[Written task] Without skipping anything, write out each record below exactly.

==============================

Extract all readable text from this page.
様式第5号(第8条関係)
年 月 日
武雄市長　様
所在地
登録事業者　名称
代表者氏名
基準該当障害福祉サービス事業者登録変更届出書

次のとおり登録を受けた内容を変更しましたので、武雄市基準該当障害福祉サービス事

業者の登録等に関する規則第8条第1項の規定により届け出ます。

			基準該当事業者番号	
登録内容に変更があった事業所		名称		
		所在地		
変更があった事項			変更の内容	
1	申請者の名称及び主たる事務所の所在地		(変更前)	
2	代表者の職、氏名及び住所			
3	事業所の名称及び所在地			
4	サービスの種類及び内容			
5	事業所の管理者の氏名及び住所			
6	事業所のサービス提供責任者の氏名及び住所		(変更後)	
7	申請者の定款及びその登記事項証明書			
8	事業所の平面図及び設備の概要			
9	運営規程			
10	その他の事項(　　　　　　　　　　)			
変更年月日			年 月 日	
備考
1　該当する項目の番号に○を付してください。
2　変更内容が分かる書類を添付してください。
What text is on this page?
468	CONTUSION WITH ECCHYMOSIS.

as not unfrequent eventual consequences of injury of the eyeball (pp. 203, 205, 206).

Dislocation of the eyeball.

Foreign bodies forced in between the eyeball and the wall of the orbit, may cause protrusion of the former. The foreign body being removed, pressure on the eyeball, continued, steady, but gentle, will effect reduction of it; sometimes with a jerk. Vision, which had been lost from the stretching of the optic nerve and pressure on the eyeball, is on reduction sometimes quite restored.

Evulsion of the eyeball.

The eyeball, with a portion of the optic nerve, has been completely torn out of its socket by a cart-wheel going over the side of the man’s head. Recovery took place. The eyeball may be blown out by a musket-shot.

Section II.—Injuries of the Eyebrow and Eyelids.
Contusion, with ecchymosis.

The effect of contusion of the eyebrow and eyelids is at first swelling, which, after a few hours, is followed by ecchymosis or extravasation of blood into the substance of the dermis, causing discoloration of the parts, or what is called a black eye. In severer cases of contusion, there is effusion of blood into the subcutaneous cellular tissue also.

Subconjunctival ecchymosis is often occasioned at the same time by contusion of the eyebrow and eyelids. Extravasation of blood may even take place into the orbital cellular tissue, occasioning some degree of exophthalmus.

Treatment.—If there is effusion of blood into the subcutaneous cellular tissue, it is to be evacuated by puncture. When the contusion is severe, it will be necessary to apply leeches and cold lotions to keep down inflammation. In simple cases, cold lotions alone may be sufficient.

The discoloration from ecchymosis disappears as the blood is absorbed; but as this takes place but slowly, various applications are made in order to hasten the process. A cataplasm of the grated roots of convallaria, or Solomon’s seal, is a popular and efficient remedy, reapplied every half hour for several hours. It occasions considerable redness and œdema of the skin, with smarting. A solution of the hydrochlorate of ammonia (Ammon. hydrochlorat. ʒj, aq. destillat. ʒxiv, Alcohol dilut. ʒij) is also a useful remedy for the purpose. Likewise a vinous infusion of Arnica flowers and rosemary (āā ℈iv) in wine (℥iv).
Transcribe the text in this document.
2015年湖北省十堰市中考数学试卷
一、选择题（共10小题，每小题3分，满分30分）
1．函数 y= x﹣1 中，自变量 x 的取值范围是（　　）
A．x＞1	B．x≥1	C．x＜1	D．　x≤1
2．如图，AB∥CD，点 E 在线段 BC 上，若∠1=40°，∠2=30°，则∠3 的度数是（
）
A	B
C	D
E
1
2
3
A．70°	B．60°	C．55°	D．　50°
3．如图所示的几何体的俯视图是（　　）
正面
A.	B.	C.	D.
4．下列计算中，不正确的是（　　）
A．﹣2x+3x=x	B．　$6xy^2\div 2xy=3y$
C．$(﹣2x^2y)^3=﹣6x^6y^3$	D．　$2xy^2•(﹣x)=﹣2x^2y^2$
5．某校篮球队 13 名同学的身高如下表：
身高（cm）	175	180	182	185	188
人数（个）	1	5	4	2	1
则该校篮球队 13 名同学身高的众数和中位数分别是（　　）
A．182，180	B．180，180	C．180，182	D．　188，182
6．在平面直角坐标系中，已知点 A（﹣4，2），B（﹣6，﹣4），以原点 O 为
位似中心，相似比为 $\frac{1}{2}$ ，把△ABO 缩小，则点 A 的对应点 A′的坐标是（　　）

==============================

[Expected answer]
Extract all readable text from this page.
様式第5号(第8条関係)
年 月 日
武雄市長　様
所在地
登録事業者　名称
代表者氏名
基準該当障害福祉サービス事業者登録変更届出書

次のとおり登録を受けた内容を変更しましたので、武雄市基準該当障害福祉サービス事

業者の登録等に関する規則第8条第1項の規定により届け出ます。

			基準該当事業者番号	
登録内容に変更があった事業所		名称		
		所在地		
変更があった事項			変更の内容	
1	申請者の名称及び主たる事務所の所在地		(変更前)	
2	代表者の職、氏名及び住所			
3	事業所の名称及び所在地			
4	サービスの種類及び内容			
5	事業所の管理者の氏名及び住所			
6	事業所のサービス提供責任者の氏名及び住所		(変更後)	
7	申請者の定款及びその登記事項証明書			
8	事業所の平面図及び設備の概要			
9	運営規程			
10	その他の事項(　　　　　　　　　　)			
変更年月日			年 月 日	
備考
1　該当する項目の番号に○を付してください。
2　変更内容が分かる書類を添付してください。
What text is on this page?
468	CONTUSION WITH ECCHYMOSIS.

as not unfrequent eventual consequences of injury of the eyeball (pp. 203, 205, 206).

Dislocation of the eyeball.

Foreign bodies forced in between the eyeball and the wall of the orbit, may cause protrusion of the former. The foreign body being removed, pressure on the eyeball, continued, steady, but gentle, will effect reduction of it; sometimes with a jerk. Vision, which had been lost from the stretching of the optic nerve and pressure on the eyeball, is on reduction sometimes quite restored.

Evulsion of the eyeball.

The eyeball, with a portion of the optic nerve, has been completely torn out of its socket by a cart-wheel going over the side of the man’s head. Recovery took place. The eyeball may be blown out by a musket-shot.

Section II.—Injuries of the Eyebrow and Eyelids.
Contusion, with ecchymosis.

The effect of contusion of the eyebrow and eyelids is at first swelling, which, after a few hours, is followed by ecchymosis or extravasation of blood into the substance of the dermis, causing discoloration of the parts, or what is called a black eye. In severer cases of contusion, there is effusion of blood into the subcutaneous cellular tissue also.

Subconjunctival ecchymosis is often occasioned at the same time by contusion of the eyebrow and eyelids. Extravasation of blood may even take place into the orbital cellular tissue, occasioning some degree of exophthalmus.

Treatment.—If there is effusion of blood into the subcutaneous cellular tissue, it is to be evacuated by puncture. When the contusion is severe, it will be necessary to apply leeches and cold lotions to keep down inflammation. In simple cases, cold lotions alone may be sufficient.

The discoloration from ecchymosis disappears as the blood is absorbed; but as this takes place but slowly, various applications are made in order to hasten the process. A cataplasm of the grated roots of convallaria, or Solomon’s seal, is a popular and efficient remedy, reapplied every half hour for several hours. It occasions considerable redness and œdema of the skin, with smarting. A solution of the hydrochlorate of ammonia (Ammon. hydrochlorat. ʒj, aq. destillat. ʒxiv, Alcohol dilut. ʒij) is also a useful remedy for the purpose. Likewise a vinous infusion of Arnica flowers and rosemary (āā ℈iv) in wine (℥iv).
Transcribe the text in this document.
2015年湖北省十堰市中考数学试卷
一、选择题（共10小题，每小题3分，满分30分）
1．函数 y= x﹣1 中，自变量 x 的取值范围是（　　）
A．x＞1	B．x≥1	C．x＜1	D．　x≤1
2．如图，AB∥CD，点 E 在线段 BC 上，若∠1=40°，∠2=30°，则∠3 的度数是（
）
A	B
C	D
E
1
2
3
A．70°	B．60°	C．55°	D．　50°
3．如图所示的几何体的俯视图是（　　）
正面
A.	B.	C.	D.
4．下列计算中，不正确的是（　　）
A．﹣2x+3x=x	B．　$6xy^2\div 2xy=3y$
C．$(﹣2x^2y)^3=﹣6x^6y^3$	D．　$2xy^2•(﹣x)=﹣2x^2y^2$
5．某校篮球队 13 名同学的身高如下表：
身高（cm）	175	180	182	185	188
人数（个）	1	5	4	2	1
则该校篮球队 13 名同学身高的众数和中位数分别是（　　）
A．182，180	B．180，180	C．180，182	D．　188，182
6．在平面直角坐标系中，已知点 A（﹣4，2），B（﹣6，﹣4），以原点 O 为
位似中心，相似比为 $\frac{1}{2}$ ，把△ABO 缩小，则点 A 的对应点 A′的坐标是（　　）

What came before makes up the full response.